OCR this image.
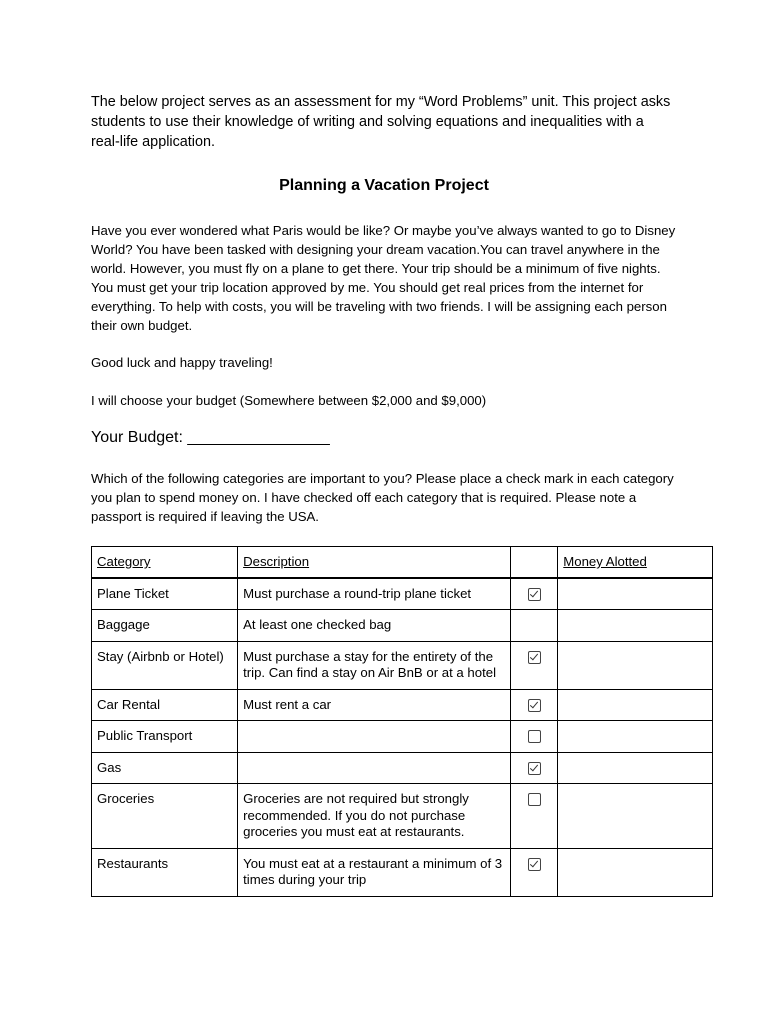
The below project serves as an assessment for my “Word Problems” unit. This project asks students to use their knowledge of writing and solving equations and inequalities with a real-life application.

Planning a Vacation Project

Have you ever wondered what Paris would be like? Or maybe you’ve always wanted to go to Disney World? You have been tasked with designing your dream vacation.You can travel anywhere in the world. However, you must fly on a plane to get there. Your trip should be a minimum of five nights. You must get your trip location approved by me. You should get real prices from the internet for everything. To help with costs, you will be traveling with two friends. I will be assigning each person their own budget.

Good luck and happy traveling!

I will choose your budget (Somewhere between $2,000 and $9,000)

Your Budget: ________________

Which of the following categories are important to you? Please place a check mark in each category you plan to spend money on. I have checked off each category that is required. Please note a passport is required if leaving the USA.

Category	Description		Money Alotted
Plane Ticket	Must purchase a round-trip plane ticket		
Baggage	At least one checked bag		
Stay (Airbnb or Hotel)	Must purchase a stay for the entirety of the trip. Can find a stay on Air BnB or at a hotel		
Car Rental	Must rent a car		
Public Transport			
Gas			
Groceries	Groceries are not required but strongly recommended. If you do not purchase groceries you must eat at restaurants.		
Restaurants	You must eat at a restaurant a minimum of 3 times during your trip		
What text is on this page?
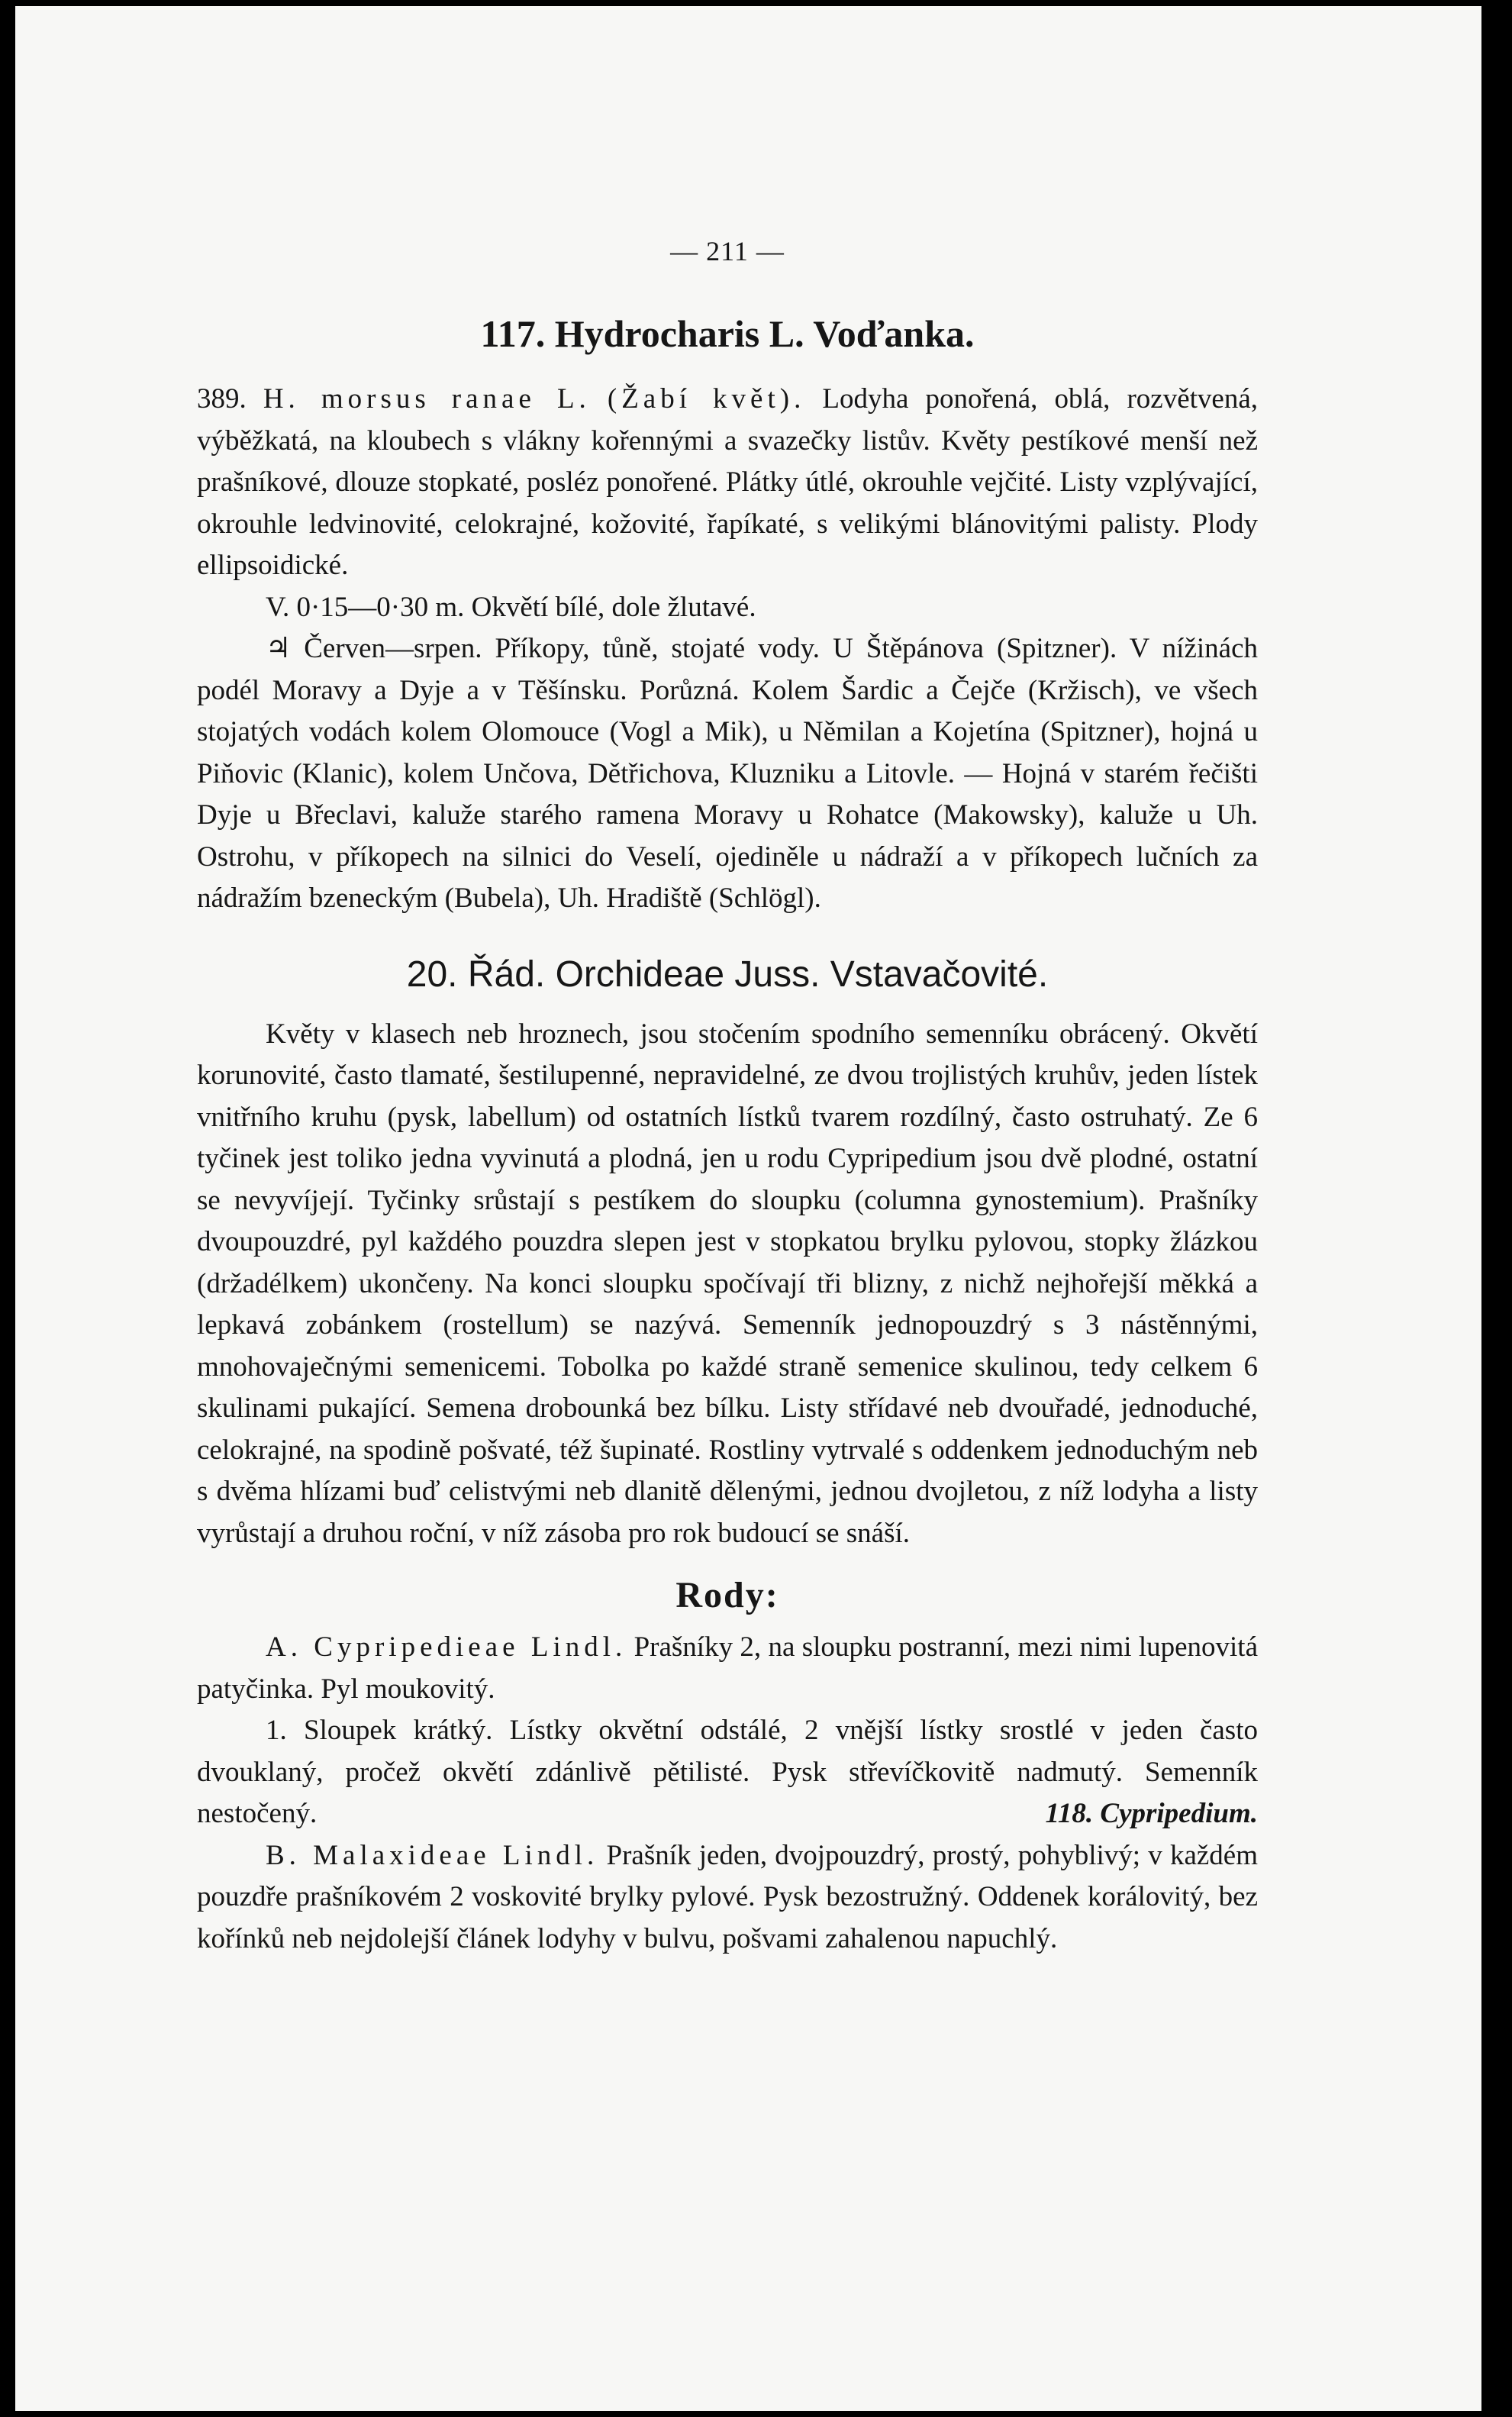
— 211 —
117. Hydrocharis L. Voďanka.

389. H. morsus ranae L. (Žabí květ). Lodyha ponořená, oblá, rozvětvená, výběžkatá, na kloubech s vlákny kořennými a svazečky listův. Květy pestíkové menší než prašníkové, dlouze stopkaté, posléz ponořené. Plátky útlé, okrouhle vejčité. Listy vzplývající, okrouhle ledvinovité, celokrajné, kožovité, řapíkaté, s velikými blánovitými palisty. Plody ellipsoidické.

V. 0·15—0·30 m. Okvětí bílé, dole žlutavé.

♃ Červen—srpen. Příkopy, tůně, stojaté vody. U Štěpánova (Spitzner). V nížinách podél Moravy a Dyje a v Těšínsku. Porůzná. Kolem Šardic a Čejče (Kržisch), ve všech stojatých vodách kolem Olomouce (Vogl a Mik), u Němilan a Kojetína (Spitzner), hojná u Piňovic (Klanic), kolem Unčova, Dětřichova, Kluzniku a Litovle. — Hojná v starém řečišti Dyje u Břeclavi, kaluže starého ramena Moravy u Rohatce (Makowsky), kaluže u Uh. Ostrohu, v příkopech na silnici do Veselí, ojediněle u nádraží a v příkopech lučních za nádražím bzeneckým (Bubela), Uh. Hradiště (Schlögl).

20. Řád. Orchideae Juss. Vstavačovité.

Květy v klasech neb hroznech, jsou stočením spodního semenníku obrácený. Okvětí korunovité, často tlamaté, šestilupenné, nepravidelné, ze dvou trojlistých kruhův, jeden lístek vnitřního kruhu (pysk, labellum) od ostatních lístků tvarem rozdílný, často ostruhatý. Ze 6 tyčinek jest toliko jedna vyvinutá a plodná, jen u rodu Cypripedium jsou dvě plodné, ostatní se nevyvíjejí. Tyčinky srůstají s pestíkem do sloupku (columna gynostemium). Prašníky dvoupouzdré, pyl každého pouzdra slepen jest v stopkatou brylku pylovou, stopky žlázkou (držadélkem) ukončeny. Na konci sloupku spočívají tři blizny, z nichž nejhořejší měkká a lepkavá zobánkem (rostellum) se nazývá. Semenník jednopouzdrý s 3 nástěnnými, mnohovaječnými semenicemi. Tobolka po každé straně semenice skulinou, tedy celkem 6 skulinami pukající. Semena drobounká bez bílku. Listy střídavé neb dvouřadé, jednoduché, celokrajné, na spodině pošvaté, též šupinaté. Rostliny vytrvalé s oddenkem jednoduchým neb s dvěma hlízami buď celistvými neb dlanitě dělenými, jednou dvojletou, z níž lodyha a listy vyrůstají a druhou roční, v níž zásoba pro rok budoucí se snáší.

Rody:

A. Cypripedieae Lindl. Prašníky 2, na sloupku postranní, mezi nimi lupenovitá patyčinka. Pyl moukovitý.

1. Sloupek krátký. Lístky okvětní odstálé, 2 vnější lístky srostlé v jeden často dvouklaný, pročež okvětí zdánlivě pětilisté. Pysk střevíčkovitě nadmutý. Semenník nestočený.	118. Cypripedium.

B. Malaxideae Lindl. Prašník jeden, dvojpouzdrý, prostý, pohyblivý; v každém pouzdře prašníkovém 2 voskovité brylky pylové. Pysk bezostružný. Oddenek korálovitý, bez kořínků neb nejdolejší článek lodyhy v bulvu, pošvami zahalenou napuchlý.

### [Stated exercise]
Above are lines of data; state how many of them contain the word "real", with no other output.

### [Exercise response]
2